Data Scientist - Axiom, Atlanta, GA
April 2018 to September 2019
Axiom provides enterprise advisory solutions and risk management. The firm relies on big data analytics to provide strategic insights and reporting to outside clients. I worked on analytics projects for various clients, cleaning data and implementing time series to forecast product demand.
•Implemented time-series analysis on product demand data, tested stationarity, and analyzed trends and seasonality.
•Used SARIMAX, ARIMA, Deep learning-based RNN, etc. for time-series-based demand forecasting.
•Business Data Analytics - Involved in ETL/BI requirement gathering and conversion into useful functional requirements.
•Leveraged big data tools and supporting technologies for extracting meaningful insights from large data sets using components like Hadoop, Spark ML, and SparkSQL.
•Developed Spark modules for predictive analytics & machine learning in Hadoop.
•Involved in test data preparation and performed data profiling to learn about user behavior and merged data from multiple data sources.
•Utilized machine learning algorithms such as linear regression, multivariate regression, Naïve Bayes’, Random Forests, K-means, & KNN for data analysis.
•Source to target data Mapping document preparation.
•Developed report wireframes along with SQL schema definitions.
•Worked with Data Warehouse architecture and wrote SQL queries.
•Applied dimension modeling to identify dimension & fact tables and associated data elements.
•Familiar with wealth and asset management concepts as well as trading life cycles.
•Conducted in-depth data analysis on the reports/dashboards to identify gaps.
•Designed, developed, and maintained daily and monthly summary, trending, and benchmark reports repository.
•Created Views and Table-valued Functions, Common Table Expression (CTE), and joins complex subqueries to provide the reporting solutions.

## Dataset excerpt

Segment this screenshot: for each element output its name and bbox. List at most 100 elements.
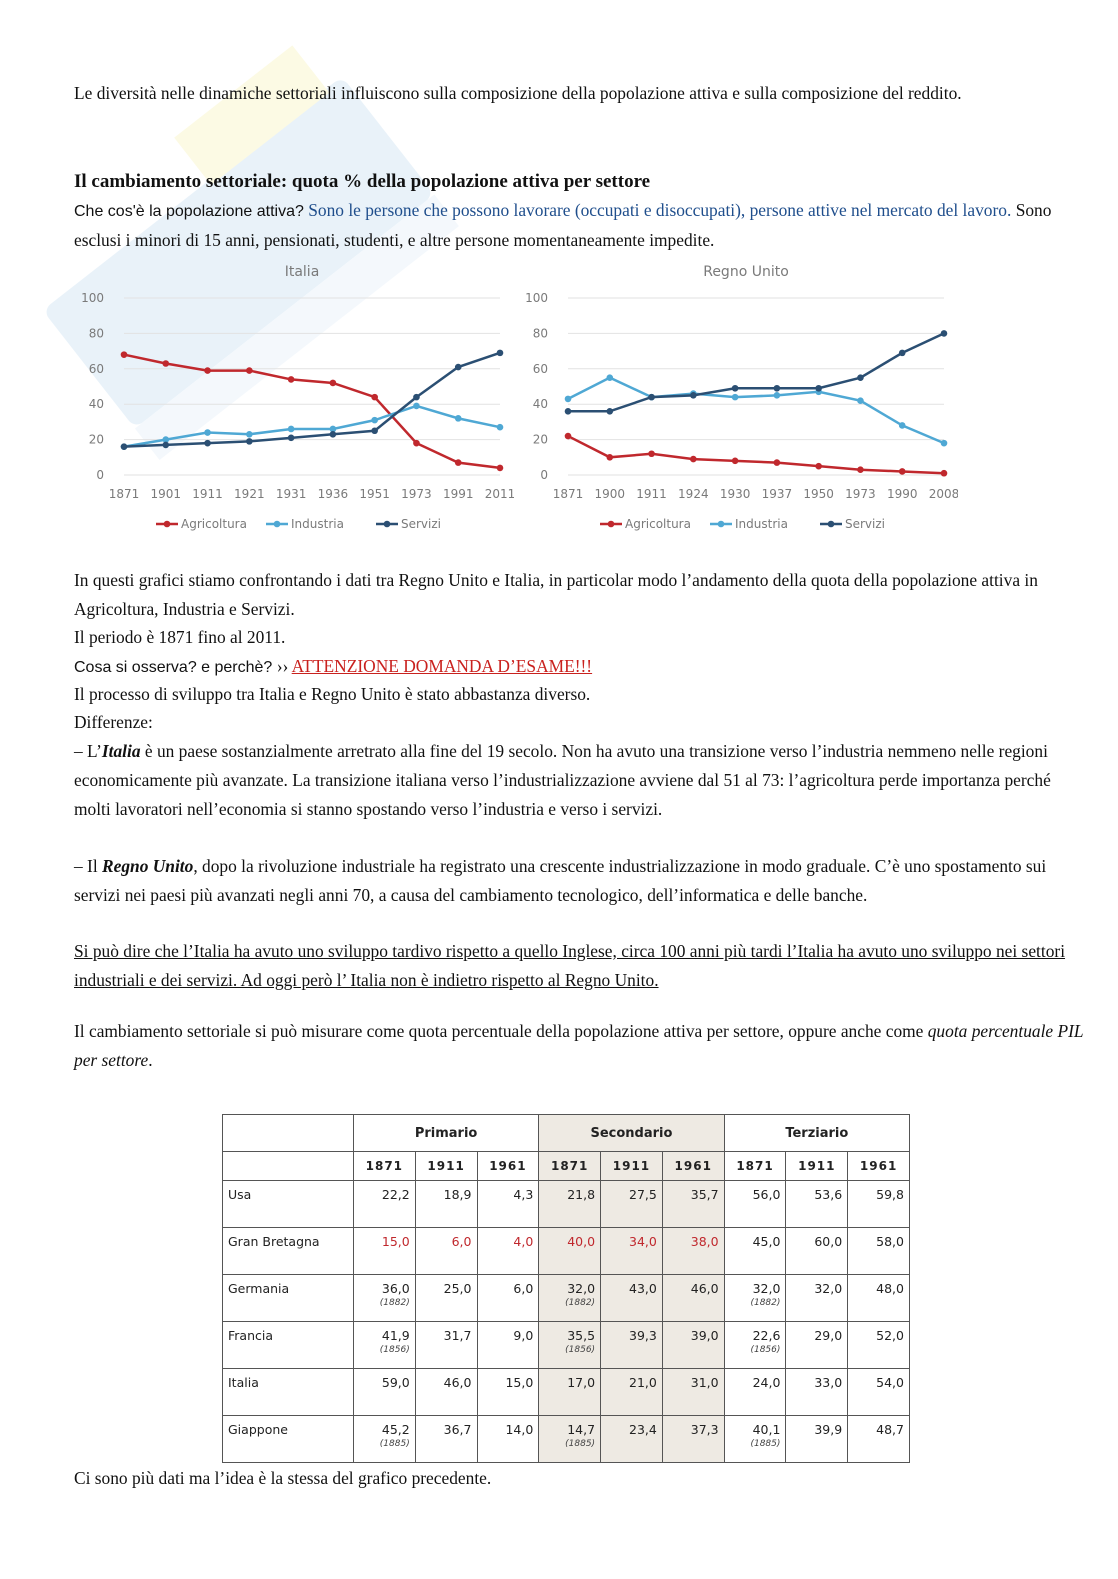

## Written problem
Update the job entry above, from the words "Data Scientist - Axiom, Atlanta, GA" through "forecast product demand.", so that "customers" stands wherever "clients" appears.

## Solution to the exercise
Data Scientist - Axiom, Atlanta, GA
April 2018 to September 2019
Axiom provides enterprise advisory solutions and risk management. The firm relies on big data analytics to provide strategic insights and reporting to outside customers. I worked on analytics projects for various customers, cleaning data and implementing time series to forecast product demand.